Work required: Find each line with the word "JSON" and copy it.

[Extracted records]
════════

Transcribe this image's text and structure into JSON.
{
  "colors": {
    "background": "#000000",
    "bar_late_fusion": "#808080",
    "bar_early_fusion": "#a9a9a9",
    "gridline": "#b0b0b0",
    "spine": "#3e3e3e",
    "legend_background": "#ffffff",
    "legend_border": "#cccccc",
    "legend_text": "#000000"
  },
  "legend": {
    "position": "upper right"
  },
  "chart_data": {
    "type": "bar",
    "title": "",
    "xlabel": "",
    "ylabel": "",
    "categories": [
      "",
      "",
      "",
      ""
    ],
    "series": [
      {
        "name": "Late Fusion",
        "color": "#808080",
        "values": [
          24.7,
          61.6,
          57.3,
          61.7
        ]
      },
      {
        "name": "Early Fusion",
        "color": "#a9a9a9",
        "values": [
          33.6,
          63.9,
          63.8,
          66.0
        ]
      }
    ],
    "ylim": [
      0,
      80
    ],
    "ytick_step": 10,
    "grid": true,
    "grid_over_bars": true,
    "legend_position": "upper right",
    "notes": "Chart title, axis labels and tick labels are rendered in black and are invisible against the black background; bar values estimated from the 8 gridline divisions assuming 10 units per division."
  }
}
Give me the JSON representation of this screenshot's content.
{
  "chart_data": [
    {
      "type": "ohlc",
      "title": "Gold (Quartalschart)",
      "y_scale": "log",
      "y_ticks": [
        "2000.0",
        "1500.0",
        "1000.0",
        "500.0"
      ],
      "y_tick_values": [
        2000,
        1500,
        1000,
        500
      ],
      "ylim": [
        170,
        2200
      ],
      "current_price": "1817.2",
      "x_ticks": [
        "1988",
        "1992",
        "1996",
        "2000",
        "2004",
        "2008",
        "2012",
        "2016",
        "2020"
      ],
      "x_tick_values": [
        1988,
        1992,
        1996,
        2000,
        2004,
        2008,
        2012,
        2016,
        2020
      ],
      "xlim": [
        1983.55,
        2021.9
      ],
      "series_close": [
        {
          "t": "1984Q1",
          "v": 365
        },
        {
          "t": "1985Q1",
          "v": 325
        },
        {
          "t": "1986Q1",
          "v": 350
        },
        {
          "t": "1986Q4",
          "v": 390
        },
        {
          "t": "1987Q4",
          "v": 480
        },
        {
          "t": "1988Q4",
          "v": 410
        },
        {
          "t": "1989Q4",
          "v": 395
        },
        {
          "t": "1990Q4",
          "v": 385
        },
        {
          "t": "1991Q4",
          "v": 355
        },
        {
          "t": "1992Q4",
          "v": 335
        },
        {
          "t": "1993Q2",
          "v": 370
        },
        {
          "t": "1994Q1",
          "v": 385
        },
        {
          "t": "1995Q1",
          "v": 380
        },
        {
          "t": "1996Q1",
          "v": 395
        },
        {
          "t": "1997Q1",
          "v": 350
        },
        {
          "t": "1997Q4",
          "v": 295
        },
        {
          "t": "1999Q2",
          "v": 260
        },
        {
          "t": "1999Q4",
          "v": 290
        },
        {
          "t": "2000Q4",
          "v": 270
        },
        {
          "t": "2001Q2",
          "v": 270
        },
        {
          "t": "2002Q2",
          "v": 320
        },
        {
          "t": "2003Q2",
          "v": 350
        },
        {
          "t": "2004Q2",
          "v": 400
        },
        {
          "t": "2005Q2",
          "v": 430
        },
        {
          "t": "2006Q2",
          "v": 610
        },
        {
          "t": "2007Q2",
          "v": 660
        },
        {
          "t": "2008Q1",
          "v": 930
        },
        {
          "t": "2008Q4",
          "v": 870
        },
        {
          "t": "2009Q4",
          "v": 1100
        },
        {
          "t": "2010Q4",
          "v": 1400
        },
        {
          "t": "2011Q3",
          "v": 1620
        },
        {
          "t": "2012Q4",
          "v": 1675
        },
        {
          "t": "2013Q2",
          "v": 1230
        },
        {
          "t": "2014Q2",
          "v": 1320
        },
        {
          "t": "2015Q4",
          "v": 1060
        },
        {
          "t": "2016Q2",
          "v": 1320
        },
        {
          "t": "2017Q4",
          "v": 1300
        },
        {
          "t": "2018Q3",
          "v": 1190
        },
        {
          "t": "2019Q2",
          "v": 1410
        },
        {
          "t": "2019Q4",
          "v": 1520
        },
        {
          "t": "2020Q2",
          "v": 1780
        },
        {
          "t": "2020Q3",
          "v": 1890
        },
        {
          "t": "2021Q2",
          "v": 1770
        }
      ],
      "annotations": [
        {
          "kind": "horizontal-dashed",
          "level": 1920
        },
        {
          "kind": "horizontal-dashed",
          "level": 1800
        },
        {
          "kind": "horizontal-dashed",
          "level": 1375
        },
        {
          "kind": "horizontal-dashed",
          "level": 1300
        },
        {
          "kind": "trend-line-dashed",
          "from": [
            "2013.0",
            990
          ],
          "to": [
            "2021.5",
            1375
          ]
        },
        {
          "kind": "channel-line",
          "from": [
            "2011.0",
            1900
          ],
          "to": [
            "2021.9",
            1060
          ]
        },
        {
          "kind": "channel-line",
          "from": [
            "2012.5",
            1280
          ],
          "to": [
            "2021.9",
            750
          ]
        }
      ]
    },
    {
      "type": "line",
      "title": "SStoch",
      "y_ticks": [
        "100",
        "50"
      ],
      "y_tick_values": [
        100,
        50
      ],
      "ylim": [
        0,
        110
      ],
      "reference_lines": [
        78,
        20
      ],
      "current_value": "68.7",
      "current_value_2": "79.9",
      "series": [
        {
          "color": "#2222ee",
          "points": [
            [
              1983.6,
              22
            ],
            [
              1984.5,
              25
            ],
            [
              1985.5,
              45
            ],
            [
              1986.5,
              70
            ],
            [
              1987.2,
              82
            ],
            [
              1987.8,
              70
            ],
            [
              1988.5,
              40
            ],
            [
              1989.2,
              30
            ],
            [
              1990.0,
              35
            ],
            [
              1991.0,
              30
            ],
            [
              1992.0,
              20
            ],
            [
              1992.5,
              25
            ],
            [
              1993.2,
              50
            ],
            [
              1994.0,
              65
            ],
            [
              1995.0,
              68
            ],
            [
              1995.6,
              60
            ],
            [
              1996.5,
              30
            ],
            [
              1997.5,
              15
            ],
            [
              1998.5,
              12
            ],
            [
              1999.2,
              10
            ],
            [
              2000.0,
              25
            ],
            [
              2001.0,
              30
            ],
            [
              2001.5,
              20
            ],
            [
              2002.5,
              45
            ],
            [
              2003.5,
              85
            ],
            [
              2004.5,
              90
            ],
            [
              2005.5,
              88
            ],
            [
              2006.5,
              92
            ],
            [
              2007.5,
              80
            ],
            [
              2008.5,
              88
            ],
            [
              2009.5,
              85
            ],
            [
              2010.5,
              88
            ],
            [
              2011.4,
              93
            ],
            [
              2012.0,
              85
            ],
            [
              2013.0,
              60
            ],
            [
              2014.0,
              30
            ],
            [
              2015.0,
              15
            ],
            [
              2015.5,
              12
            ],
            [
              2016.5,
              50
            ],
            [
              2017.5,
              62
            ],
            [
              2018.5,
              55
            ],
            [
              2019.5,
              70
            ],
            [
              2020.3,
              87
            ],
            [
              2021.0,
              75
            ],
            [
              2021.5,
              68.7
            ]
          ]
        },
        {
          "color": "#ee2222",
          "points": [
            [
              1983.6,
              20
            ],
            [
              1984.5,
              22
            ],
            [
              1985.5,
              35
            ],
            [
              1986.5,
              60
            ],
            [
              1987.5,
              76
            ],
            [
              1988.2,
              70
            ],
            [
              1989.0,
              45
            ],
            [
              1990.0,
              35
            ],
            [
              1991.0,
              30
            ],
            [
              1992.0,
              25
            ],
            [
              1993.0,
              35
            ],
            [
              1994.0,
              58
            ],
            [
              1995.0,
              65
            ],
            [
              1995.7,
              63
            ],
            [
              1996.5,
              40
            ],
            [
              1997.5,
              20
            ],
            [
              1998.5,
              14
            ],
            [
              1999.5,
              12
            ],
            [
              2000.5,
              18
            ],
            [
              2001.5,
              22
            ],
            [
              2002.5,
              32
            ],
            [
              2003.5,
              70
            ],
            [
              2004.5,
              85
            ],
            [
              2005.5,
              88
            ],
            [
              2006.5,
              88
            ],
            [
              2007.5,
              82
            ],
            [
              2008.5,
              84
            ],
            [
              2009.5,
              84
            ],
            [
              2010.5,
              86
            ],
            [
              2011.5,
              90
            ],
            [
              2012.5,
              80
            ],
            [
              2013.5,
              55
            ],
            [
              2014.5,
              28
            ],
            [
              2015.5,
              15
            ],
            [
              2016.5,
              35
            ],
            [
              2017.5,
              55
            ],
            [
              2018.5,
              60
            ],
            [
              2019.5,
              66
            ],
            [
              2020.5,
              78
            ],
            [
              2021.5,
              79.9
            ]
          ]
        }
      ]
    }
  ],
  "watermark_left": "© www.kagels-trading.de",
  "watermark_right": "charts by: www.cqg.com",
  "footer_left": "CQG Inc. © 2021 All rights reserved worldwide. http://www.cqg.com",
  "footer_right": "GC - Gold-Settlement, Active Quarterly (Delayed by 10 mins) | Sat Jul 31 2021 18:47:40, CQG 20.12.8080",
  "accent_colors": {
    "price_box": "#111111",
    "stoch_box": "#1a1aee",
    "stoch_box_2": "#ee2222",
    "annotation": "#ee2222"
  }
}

════════

Exercise response:
Transcribe this image's text and structure into JSON.
Give me the JSON representation of this screenshot's content.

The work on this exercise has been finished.